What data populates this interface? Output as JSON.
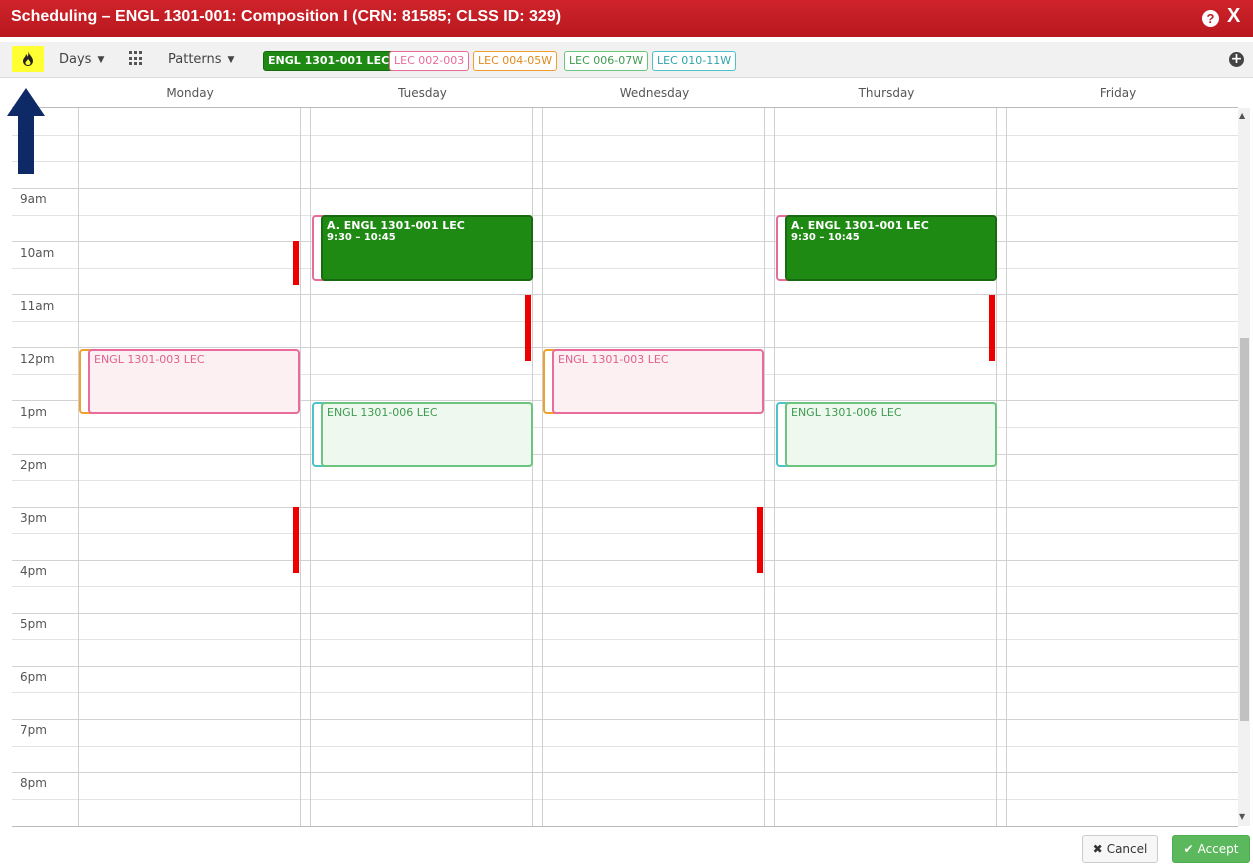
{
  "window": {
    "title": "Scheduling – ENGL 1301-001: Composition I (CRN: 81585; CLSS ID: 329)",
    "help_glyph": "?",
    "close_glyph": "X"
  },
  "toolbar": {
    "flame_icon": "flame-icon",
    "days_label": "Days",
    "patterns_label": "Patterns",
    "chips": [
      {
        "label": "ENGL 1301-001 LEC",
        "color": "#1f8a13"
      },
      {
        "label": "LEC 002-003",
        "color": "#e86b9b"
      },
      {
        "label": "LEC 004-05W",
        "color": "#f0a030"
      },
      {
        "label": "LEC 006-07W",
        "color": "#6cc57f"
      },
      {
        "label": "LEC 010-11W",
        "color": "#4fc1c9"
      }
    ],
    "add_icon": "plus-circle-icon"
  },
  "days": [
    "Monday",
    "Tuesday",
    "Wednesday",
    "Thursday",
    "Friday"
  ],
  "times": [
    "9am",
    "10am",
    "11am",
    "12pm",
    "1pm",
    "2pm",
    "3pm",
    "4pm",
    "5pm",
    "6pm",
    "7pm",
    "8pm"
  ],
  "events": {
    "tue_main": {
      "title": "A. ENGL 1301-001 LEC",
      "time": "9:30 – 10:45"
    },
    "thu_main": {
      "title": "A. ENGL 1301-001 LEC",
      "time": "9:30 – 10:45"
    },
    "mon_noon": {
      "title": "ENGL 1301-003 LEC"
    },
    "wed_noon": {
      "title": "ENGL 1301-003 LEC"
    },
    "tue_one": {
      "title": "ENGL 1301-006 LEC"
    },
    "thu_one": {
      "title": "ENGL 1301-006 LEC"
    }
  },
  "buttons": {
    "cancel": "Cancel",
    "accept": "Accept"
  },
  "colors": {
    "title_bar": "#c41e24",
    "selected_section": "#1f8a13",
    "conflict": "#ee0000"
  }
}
...
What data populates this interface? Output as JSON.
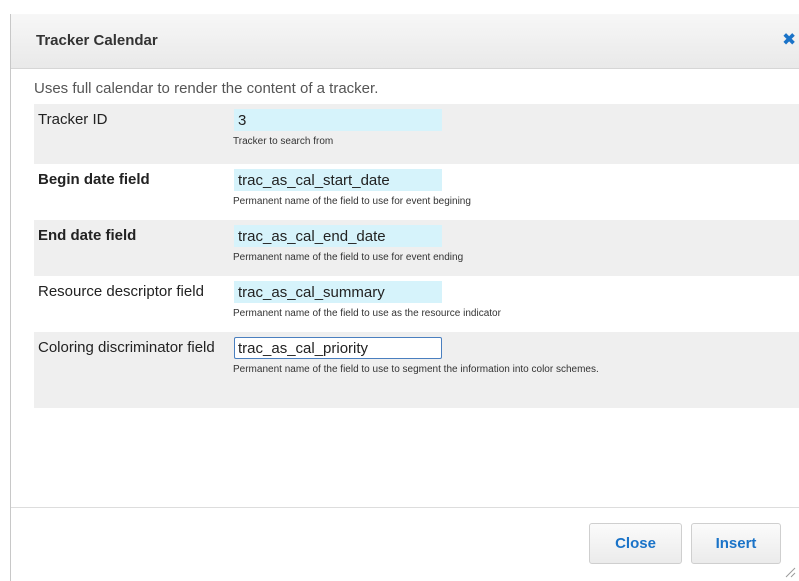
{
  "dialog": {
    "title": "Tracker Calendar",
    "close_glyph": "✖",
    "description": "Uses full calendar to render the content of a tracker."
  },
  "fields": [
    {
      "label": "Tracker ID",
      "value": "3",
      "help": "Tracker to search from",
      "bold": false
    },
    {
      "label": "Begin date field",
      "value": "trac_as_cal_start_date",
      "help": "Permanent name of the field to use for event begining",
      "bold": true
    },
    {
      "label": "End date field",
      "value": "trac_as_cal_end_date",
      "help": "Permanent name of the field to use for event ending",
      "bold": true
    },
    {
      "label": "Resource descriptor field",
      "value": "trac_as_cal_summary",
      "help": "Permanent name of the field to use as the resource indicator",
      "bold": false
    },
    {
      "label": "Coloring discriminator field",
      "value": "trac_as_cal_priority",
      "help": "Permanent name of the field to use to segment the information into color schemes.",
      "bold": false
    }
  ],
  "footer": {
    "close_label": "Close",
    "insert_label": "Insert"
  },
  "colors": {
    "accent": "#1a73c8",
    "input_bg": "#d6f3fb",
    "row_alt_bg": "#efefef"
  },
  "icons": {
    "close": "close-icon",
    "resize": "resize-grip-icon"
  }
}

■ Exercise details ■
Across the entries above, how many lines contain "Permanent"? Provide only the count.

■ Answer to this task ■
4